**Supplied data:**
* * *

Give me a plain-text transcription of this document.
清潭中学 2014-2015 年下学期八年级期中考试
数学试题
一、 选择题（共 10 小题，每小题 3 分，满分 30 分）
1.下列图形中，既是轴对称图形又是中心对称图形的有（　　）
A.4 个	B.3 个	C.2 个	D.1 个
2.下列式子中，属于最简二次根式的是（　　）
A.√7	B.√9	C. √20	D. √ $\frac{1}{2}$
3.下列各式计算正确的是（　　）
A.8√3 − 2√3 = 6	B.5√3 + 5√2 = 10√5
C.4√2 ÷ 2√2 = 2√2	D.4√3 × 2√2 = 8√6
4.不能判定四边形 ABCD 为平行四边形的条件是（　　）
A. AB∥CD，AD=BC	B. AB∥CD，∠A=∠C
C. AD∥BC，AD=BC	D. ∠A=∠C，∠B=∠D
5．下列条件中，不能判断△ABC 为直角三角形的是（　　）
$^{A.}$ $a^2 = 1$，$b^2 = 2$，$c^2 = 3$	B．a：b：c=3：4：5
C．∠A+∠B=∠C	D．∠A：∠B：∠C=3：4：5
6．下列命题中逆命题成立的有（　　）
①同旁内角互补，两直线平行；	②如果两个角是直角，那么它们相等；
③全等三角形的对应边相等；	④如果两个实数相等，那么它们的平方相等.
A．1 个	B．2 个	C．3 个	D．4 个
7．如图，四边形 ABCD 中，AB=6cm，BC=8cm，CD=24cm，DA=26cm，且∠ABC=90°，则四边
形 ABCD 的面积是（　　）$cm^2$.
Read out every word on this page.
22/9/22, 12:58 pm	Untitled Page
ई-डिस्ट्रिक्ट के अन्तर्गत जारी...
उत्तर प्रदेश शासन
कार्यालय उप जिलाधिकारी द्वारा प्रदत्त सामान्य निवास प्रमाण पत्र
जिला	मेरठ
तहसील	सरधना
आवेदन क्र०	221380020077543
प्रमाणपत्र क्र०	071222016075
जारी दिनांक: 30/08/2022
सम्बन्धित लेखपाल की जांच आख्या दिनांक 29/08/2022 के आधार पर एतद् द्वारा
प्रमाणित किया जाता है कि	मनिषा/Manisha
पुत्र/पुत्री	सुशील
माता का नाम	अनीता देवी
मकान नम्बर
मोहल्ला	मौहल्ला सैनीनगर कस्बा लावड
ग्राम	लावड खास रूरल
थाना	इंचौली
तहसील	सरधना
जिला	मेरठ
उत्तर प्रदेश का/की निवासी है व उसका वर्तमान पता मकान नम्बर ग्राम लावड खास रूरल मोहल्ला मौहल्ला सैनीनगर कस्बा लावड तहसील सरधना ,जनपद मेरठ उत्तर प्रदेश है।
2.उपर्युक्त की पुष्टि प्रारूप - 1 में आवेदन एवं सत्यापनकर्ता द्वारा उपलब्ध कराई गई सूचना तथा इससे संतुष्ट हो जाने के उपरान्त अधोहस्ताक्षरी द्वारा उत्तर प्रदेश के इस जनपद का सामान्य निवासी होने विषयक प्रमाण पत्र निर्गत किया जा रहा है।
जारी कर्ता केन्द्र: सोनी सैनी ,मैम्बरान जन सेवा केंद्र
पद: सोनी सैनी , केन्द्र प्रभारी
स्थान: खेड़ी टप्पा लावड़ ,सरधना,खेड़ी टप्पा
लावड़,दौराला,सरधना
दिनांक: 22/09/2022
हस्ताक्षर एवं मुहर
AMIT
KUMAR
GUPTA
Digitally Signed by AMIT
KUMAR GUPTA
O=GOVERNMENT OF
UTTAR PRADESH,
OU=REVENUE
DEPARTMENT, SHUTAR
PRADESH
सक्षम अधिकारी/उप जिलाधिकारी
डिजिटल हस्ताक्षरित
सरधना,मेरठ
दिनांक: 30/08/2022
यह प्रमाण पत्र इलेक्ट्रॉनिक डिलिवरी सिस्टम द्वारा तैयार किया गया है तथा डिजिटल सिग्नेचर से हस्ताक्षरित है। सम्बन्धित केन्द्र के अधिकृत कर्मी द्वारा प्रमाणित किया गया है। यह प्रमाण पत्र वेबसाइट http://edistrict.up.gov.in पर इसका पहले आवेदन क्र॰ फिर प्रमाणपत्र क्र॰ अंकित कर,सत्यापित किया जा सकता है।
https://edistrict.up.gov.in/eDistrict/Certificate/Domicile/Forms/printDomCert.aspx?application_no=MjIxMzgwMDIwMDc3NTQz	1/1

* * *

**Goal of the exercise:** Copy every line exactly. Leave nothing out.

**Exercise answer:**
Give me a plain-text transcription of this document.
清潭中学 2014-2015 年下学期八年级期中考试
数学试题
一、 选择题（共 10 小题，每小题 3 分，满分 30 分）
1.下列图形中，既是轴对称图形又是中心对称图形的有（　　）
A.4 个	B.3 个	C.2 个	D.1 个
2.下列式子中，属于最简二次根式的是（　　）
A.√7	B.√9	C. √20	D. √ $\frac{1}{2}$
3.下列各式计算正确的是（　　）
A.8√3 − 2√3 = 6	B.5√3 + 5√2 = 10√5
C.4√2 ÷ 2√2 = 2√2	D.4√3 × 2√2 = 8√6
4.不能判定四边形 ABCD 为平行四边形的条件是（　　）
A. AB∥CD，AD=BC	B. AB∥CD，∠A=∠C
C. AD∥BC，AD=BC	D. ∠A=∠C，∠B=∠D
5．下列条件中，不能判断△ABC 为直角三角形的是（　　）
$^{A.}$ $a^2 = 1$，$b^2 = 2$，$c^2 = 3$	B．a：b：c=3：4：5
C．∠A+∠B=∠C	D．∠A：∠B：∠C=3：4：5
6．下列命题中逆命题成立的有（　　）
①同旁内角互补，两直线平行；	②如果两个角是直角，那么它们相等；
③全等三角形的对应边相等；	④如果两个实数相等，那么它们的平方相等.
A．1 个	B．2 个	C．3 个	D．4 个
7．如图，四边形 ABCD 中，AB=6cm，BC=8cm，CD=24cm，DA=26cm，且∠ABC=90°，则四边
形 ABCD 的面积是（　　）$cm^2$.
Read out every word on this page.
22/9/22, 12:58 pm	Untitled Page
ई-डिस्ट्रिक्ट के अन्तर्गत जारी...
उत्तर प्रदेश शासन
कार्यालय उप जिलाधिकारी द्वारा प्रदत्त सामान्य निवास प्रमाण पत्र
जिला	मेरठ
तहसील	सरधना
आवेदन क्र०	221380020077543
प्रमाणपत्र क्र०	071222016075
जारी दिनांक: 30/08/2022
सम्बन्धित लेखपाल की जांच आख्या दिनांक 29/08/2022 के आधार पर एतद् द्वारा
प्रमाणित किया जाता है कि	मनिषा/Manisha
पुत्र/पुत्री	सुशील
माता का नाम	अनीता देवी
मकान नम्बर
मोहल्ला	मौहल्ला सैनीनगर कस्बा लावड
ग्राम	लावड खास रूरल
थाना	इंचौली
तहसील	सरधना
जिला	मेरठ
उत्तर प्रदेश का/की निवासी है व उसका वर्तमान पता मकान नम्बर ग्राम लावड खास रूरल मोहल्ला मौहल्ला सैनीनगर कस्बा लावड तहसील सरधना ,जनपद मेरठ उत्तर प्रदेश है।
2.उपर्युक्त की पुष्टि प्रारूप - 1 में आवेदन एवं सत्यापनकर्ता द्वारा उपलब्ध कराई गई सूचना तथा इससे संतुष्ट हो जाने के उपरान्त अधोहस्ताक्षरी द्वारा उत्तर प्रदेश के इस जनपद का सामान्य निवासी होने विषयक प्रमाण पत्र निर्गत किया जा रहा है।
जारी कर्ता केन्द्र: सोनी सैनी ,मैम्बरान जन सेवा केंद्र
पद: सोनी सैनी , केन्द्र प्रभारी
स्थान: खेड़ी टप्पा लावड़ ,सरधना,खेड़ी टप्पा
लावड़,दौराला,सरधना
दिनांक: 22/09/2022
हस्ताक्षर एवं मुहर
AMIT
KUMAR
GUPTA
Digitally Signed by AMIT
KUMAR GUPTA
O=GOVERNMENT OF
UTTAR PRADESH,
OU=REVENUE
DEPARTMENT, SHUTAR
PRADESH
सक्षम अधिकारी/उप जिलाधिकारी
डिजिटल हस्ताक्षरित
सरधना,मेरठ
दिनांक: 30/08/2022
यह प्रमाण पत्र इलेक्ट्रॉनिक डिलिवरी सिस्टम द्वारा तैयार किया गया है तथा डिजिटल सिग्नेचर से हस्ताक्षरित है। सम्बन्धित केन्द्र के अधिकृत कर्मी द्वारा प्रमाणित किया गया है। यह प्रमाण पत्र वेबसाइट http://edistrict.up.gov.in पर इसका पहले आवेदन क्र॰ फिर प्रमाणपत्र क्र॰ अंकित कर,सत्यापित किया जा सकता है।
https://edistrict.up.gov.in/eDistrict/Certificate/Domicile/Forms/printDomCert.aspx?application_no=MjIxMzgwMDIwMDc3NTQz	1/1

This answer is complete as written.